— Start of DATA SECTION —

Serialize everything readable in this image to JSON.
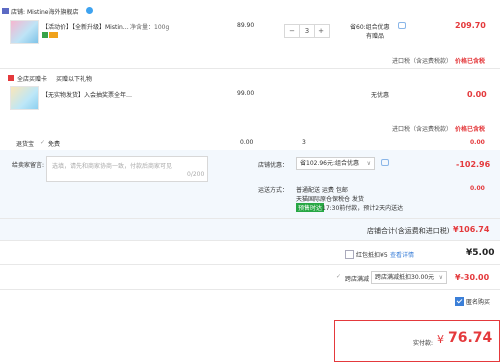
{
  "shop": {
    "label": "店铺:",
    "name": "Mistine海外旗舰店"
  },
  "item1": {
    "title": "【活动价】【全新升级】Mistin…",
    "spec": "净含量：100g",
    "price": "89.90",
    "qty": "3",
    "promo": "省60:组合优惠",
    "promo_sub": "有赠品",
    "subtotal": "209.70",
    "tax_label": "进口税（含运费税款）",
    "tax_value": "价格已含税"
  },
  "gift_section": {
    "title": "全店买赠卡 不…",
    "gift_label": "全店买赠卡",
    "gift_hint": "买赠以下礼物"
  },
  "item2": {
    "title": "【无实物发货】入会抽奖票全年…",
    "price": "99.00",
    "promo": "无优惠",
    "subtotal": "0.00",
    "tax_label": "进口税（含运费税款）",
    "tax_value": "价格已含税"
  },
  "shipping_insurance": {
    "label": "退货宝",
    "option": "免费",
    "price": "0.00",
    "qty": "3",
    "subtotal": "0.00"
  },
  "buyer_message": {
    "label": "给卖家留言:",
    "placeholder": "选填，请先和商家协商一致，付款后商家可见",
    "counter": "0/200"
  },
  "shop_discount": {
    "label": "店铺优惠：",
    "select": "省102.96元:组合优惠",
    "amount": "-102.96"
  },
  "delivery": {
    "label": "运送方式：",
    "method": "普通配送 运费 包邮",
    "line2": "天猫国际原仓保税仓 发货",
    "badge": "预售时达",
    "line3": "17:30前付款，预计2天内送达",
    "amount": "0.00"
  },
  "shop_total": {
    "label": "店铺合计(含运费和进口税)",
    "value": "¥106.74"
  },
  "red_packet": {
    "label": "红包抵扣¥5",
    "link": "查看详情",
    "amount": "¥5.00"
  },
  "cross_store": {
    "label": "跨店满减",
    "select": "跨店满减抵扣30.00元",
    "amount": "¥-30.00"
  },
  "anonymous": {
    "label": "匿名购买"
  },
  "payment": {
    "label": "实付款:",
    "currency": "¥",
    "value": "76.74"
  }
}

— End of DATA SECTION —
— Start of DATA SECTION —

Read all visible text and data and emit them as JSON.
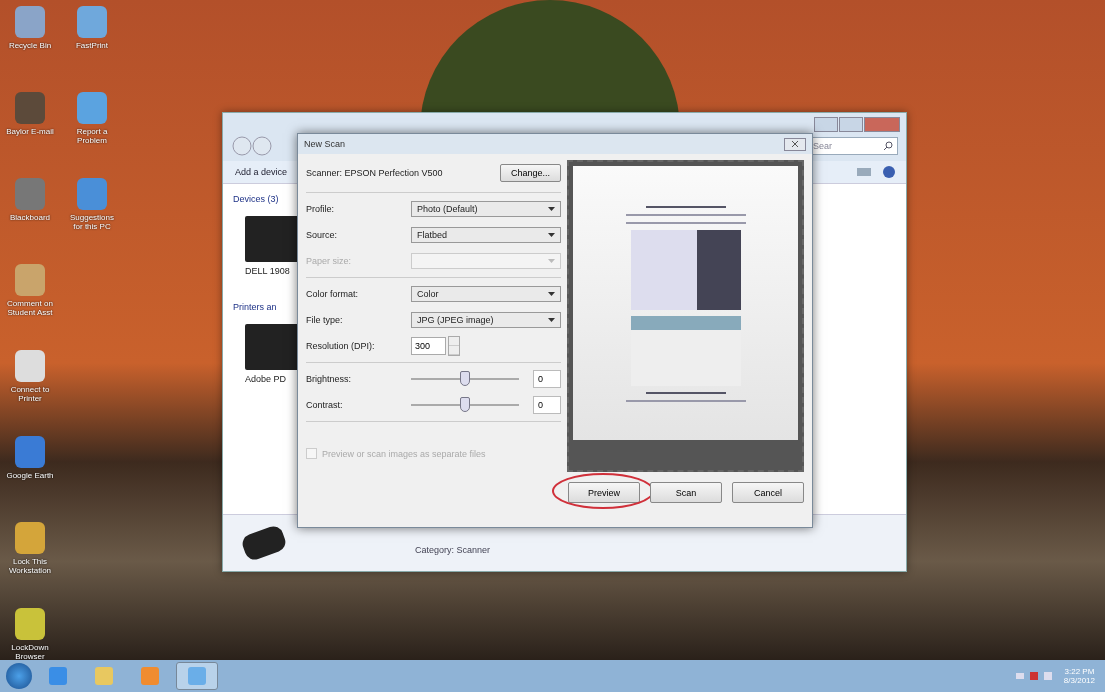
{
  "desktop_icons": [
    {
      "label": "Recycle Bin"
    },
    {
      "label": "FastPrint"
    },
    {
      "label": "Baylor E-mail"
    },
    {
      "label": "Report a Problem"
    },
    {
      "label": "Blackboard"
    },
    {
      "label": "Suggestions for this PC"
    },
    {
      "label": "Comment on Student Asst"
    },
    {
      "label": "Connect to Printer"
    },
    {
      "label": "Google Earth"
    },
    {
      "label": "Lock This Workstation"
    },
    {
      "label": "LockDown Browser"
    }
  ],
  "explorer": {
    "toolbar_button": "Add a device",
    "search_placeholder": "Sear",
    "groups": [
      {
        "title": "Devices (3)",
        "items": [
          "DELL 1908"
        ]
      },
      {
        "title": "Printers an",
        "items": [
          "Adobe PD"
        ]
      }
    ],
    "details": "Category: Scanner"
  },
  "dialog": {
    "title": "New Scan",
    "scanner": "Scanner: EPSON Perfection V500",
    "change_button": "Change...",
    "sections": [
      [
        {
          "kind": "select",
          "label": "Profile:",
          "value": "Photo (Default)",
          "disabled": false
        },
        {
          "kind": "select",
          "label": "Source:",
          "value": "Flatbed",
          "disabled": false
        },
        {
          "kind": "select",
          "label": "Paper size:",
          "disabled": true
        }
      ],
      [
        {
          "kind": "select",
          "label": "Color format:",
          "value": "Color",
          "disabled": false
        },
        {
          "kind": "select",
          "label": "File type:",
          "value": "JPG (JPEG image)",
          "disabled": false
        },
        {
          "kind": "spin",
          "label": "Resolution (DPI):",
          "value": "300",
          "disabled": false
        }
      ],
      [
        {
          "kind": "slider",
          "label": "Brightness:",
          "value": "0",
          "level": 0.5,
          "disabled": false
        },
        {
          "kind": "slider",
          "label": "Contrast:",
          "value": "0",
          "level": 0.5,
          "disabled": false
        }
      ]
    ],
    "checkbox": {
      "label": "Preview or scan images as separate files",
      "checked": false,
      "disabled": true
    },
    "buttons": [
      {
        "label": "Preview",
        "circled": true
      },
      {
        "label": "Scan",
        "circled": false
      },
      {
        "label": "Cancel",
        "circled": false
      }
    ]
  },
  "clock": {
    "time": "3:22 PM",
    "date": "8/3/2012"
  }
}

— End of DATA SECTION —
— Start of DATA SECTION —

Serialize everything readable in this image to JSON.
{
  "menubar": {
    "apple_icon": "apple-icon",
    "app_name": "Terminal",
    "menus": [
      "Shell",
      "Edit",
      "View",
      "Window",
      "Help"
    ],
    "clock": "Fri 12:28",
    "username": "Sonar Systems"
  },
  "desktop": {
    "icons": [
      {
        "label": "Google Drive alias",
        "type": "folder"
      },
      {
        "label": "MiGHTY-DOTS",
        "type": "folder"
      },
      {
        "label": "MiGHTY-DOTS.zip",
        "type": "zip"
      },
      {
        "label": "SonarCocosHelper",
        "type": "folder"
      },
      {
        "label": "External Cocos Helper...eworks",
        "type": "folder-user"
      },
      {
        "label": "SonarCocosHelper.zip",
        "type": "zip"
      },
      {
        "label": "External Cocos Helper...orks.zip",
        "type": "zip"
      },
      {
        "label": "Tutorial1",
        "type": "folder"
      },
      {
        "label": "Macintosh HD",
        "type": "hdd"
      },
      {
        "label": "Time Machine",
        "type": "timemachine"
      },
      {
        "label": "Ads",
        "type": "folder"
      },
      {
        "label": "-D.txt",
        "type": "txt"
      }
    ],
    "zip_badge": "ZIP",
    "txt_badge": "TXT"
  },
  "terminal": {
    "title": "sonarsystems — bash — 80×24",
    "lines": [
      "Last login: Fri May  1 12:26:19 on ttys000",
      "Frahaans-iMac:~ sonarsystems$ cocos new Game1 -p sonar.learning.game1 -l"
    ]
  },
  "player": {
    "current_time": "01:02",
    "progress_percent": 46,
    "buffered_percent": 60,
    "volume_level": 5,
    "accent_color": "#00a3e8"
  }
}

— End of DATA SECTION —

**AIM OF THE TASK**.
Go through the material line by line. Show each line that contains the string "sonarsystems".

**FINISHED ANSWER**.
    "title": "sonarsystems — bash — 80×24",
      "Frahaans-iMac:~ sonarsystems$ cocos new Game1 -p sonar.learning.game1 -l"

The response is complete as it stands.